• **Data for this exercise**
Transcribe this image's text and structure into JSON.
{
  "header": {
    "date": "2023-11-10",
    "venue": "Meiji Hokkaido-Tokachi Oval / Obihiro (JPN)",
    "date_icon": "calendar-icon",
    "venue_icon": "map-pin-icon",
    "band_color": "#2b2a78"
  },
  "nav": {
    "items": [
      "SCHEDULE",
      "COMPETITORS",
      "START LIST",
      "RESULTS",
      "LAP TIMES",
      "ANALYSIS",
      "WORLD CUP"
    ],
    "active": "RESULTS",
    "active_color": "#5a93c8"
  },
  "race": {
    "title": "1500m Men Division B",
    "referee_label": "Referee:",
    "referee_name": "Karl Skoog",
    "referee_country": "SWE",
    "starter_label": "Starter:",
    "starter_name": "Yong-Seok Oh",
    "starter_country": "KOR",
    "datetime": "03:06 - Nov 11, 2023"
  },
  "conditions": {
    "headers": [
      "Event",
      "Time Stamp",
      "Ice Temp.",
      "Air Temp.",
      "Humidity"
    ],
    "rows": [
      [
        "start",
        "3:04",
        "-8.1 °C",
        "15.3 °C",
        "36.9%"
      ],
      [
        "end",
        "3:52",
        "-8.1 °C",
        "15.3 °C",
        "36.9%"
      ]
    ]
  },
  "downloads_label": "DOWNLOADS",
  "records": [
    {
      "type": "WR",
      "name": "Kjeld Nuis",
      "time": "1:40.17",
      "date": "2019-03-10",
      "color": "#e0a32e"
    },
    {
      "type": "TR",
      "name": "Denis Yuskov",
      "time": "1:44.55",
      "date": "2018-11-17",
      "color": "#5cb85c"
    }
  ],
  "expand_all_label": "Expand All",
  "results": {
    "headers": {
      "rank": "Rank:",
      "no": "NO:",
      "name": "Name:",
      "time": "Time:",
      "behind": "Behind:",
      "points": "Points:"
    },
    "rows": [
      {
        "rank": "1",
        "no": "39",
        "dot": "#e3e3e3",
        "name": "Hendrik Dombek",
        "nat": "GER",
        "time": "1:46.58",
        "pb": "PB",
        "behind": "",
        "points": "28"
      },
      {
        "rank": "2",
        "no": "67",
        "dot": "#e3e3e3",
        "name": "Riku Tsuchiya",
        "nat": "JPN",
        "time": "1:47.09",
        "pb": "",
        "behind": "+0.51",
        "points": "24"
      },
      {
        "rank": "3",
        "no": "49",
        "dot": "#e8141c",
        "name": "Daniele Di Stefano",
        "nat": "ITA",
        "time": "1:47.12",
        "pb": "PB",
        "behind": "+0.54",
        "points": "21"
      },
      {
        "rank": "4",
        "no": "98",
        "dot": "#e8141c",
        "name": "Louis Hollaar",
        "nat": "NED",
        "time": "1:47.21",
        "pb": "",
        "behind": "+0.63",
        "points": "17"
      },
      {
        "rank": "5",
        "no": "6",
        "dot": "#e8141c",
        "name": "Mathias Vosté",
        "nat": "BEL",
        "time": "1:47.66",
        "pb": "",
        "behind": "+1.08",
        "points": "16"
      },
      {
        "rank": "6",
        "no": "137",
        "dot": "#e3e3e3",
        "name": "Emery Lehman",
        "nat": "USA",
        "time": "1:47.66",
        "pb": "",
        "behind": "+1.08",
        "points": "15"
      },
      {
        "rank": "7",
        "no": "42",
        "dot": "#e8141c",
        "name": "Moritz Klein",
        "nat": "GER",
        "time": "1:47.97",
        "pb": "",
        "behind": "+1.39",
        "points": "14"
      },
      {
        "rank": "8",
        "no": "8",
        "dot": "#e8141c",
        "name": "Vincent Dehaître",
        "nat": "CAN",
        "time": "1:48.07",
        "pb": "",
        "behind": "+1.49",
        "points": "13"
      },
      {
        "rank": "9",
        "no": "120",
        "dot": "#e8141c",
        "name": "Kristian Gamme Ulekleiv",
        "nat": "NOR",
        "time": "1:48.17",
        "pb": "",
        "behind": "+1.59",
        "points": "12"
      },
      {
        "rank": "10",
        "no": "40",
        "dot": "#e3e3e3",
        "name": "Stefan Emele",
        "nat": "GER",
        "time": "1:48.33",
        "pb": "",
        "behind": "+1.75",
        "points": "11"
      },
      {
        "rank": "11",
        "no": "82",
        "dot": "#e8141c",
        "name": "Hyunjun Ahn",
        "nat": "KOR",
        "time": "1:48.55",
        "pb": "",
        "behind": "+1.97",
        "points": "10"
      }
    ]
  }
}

• **What is expected**
List the lines that contain the word "behind".

• **The answer**
      "behind": "Behind:",
        "behind": "",
        "behind": "+0.51",
        "behind": "+0.54",
        "behind": "+0.63",
        "behind": "+1.08",
        "behind": "+1.08",
        "behind": "+1.39",
        "behind": "+1.49",
        "behind": "+1.59",
        "behind": "+1.75",
        "behind": "+1.97",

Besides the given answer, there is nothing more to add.